▶ [Task]
Reproduce the following material exactly, including every line.
"""
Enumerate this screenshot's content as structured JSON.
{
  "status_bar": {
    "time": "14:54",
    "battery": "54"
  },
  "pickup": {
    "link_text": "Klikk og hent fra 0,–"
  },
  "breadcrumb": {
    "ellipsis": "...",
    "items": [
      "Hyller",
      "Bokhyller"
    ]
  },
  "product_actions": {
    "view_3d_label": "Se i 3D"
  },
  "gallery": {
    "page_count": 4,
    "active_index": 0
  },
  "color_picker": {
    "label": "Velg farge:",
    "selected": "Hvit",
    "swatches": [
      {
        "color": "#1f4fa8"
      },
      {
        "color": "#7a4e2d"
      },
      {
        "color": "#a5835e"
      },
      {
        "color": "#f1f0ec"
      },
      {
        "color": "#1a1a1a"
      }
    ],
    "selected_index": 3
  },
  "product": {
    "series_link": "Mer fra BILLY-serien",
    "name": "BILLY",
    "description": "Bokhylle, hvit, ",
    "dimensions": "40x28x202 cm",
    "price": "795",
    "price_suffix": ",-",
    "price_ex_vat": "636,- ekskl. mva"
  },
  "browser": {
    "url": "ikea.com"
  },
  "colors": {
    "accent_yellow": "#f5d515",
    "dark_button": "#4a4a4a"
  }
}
"""
▶ [Full response]
Enumerate this screenshot's content as structured JSON.
{
  "status_bar": {
    "time": "14:54",
    "battery": "54"
  },
  "pickup": {
    "link_text": "Klikk og hent fra 0,–"
  },
  "breadcrumb": {
    "ellipsis": "...",
    "items": [
      "Hyller",
      "Bokhyller"
    ]
  },
  "product_actions": {
    "view_3d_label": "Se i 3D"
  },
  "gallery": {
    "page_count": 4,
    "active_index": 0
  },
  "color_picker": {
    "label": "Velg farge:",
    "selected": "Hvit",
    "swatches": [
      {
        "color": "#1f4fa8"
      },
      {
        "color": "#7a4e2d"
      },
      {
        "color": "#a5835e"
      },
      {
        "color": "#f1f0ec"
      },
      {
        "color": "#1a1a1a"
      }
    ],
    "selected_index": 3
  },
  "product": {
    "series_link": "Mer fra BILLY-serien",
    "name": "BILLY",
    "description": "Bokhylle, hvit, ",
    "dimensions": "40x28x202 cm",
    "price": "795",
    "price_suffix": ",-",
    "price_ex_vat": "636,- ekskl. mva"
  },
  "browser": {
    "url": "ikea.com"
  },
  "colors": {
    "accent_yellow": "#f5d515",
    "dark_button": "#4a4a4a"
  }
}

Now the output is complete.